### INSTRUCTION
Pull out all lines from the listing below in which the word "name" appears.

### Entries from a visual dataset
——
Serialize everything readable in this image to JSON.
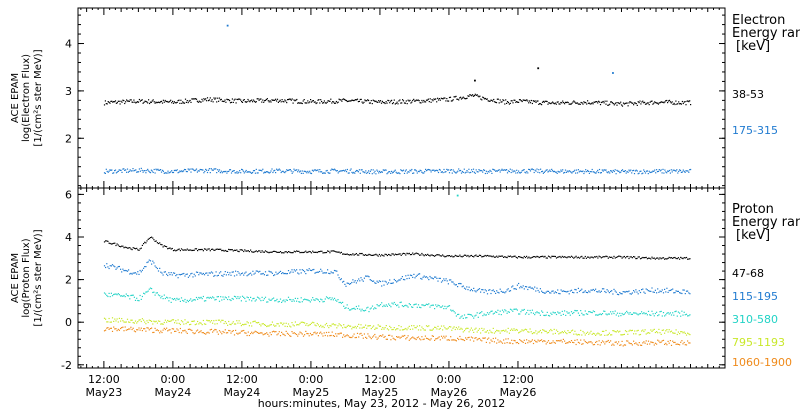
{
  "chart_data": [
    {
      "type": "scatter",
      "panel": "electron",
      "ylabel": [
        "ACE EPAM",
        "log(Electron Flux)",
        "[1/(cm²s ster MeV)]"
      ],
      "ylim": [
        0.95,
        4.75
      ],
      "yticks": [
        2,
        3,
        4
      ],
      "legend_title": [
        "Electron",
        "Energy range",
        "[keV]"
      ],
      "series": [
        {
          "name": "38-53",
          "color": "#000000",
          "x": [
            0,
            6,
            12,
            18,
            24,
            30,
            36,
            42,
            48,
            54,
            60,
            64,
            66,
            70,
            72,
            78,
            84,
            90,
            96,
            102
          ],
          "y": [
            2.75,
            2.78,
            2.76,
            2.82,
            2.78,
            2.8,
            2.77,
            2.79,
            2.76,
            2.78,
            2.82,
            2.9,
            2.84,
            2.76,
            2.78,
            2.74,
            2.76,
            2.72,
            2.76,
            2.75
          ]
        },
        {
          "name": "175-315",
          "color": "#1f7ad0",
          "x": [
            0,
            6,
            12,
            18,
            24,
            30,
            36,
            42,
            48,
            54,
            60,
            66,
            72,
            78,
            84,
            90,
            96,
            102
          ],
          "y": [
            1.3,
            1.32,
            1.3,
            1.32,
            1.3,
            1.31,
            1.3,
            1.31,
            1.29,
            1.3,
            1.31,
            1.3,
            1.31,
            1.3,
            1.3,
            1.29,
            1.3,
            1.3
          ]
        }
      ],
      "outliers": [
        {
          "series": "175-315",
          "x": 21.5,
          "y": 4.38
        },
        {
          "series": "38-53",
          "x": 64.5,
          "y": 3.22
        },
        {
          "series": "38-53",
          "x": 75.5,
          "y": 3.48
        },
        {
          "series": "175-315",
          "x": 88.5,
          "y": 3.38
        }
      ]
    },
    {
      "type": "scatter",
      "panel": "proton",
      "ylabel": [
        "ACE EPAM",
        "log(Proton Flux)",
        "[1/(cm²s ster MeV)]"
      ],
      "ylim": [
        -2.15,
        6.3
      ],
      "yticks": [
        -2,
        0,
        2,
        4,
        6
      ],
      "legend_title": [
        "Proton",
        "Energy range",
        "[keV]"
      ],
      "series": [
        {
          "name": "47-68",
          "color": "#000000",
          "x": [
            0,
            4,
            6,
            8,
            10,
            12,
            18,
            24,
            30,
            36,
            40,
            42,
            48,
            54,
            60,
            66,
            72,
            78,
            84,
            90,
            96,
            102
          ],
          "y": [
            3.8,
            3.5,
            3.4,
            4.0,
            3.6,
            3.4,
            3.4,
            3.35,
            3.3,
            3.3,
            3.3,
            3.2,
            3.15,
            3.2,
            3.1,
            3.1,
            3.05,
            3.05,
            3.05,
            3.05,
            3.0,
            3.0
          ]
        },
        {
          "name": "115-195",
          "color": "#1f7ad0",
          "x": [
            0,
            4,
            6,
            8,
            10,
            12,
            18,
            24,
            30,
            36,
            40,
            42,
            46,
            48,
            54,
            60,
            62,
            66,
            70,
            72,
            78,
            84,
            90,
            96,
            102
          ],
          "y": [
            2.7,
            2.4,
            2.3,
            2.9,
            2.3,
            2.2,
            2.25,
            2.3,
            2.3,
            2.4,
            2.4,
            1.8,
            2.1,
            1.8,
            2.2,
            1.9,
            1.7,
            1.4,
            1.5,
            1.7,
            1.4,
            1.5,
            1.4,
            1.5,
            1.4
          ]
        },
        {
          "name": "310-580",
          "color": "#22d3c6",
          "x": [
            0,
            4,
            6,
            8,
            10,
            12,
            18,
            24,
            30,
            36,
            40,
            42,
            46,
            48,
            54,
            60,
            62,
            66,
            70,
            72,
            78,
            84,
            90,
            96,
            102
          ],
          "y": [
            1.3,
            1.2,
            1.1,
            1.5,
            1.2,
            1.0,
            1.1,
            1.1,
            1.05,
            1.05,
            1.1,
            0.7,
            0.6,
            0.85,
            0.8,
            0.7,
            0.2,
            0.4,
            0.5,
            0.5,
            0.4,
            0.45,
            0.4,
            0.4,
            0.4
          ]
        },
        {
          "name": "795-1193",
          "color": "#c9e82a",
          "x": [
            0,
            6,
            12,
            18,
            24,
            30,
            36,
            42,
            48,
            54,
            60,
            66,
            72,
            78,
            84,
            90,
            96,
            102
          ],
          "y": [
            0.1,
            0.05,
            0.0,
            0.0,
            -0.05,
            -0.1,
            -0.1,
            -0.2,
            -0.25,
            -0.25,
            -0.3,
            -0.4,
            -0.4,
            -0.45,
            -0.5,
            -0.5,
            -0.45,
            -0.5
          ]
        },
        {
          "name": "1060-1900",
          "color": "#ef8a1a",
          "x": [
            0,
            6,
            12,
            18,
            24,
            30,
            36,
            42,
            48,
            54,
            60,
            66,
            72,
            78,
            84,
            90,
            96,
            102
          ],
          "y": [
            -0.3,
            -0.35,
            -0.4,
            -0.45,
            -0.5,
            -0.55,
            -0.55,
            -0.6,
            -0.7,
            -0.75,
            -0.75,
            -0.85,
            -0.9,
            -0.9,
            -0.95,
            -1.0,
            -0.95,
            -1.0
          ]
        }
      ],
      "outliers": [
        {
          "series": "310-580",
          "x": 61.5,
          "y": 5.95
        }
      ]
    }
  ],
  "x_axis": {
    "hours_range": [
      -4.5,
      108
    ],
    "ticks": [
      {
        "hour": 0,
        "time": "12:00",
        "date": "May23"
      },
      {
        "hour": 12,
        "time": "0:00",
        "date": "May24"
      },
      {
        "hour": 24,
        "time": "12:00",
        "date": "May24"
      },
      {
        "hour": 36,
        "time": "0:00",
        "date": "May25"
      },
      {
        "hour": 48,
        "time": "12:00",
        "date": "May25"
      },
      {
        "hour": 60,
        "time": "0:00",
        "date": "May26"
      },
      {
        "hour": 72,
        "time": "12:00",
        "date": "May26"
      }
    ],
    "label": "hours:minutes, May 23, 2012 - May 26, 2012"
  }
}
——
### THE RESPONSE
          "name": "38-53",
          "name": "175-315",
          "name": "47-68",
          "name": "115-195",
          "name": "310-580",
          "name": "795-1193",
          "name": "1060-1900",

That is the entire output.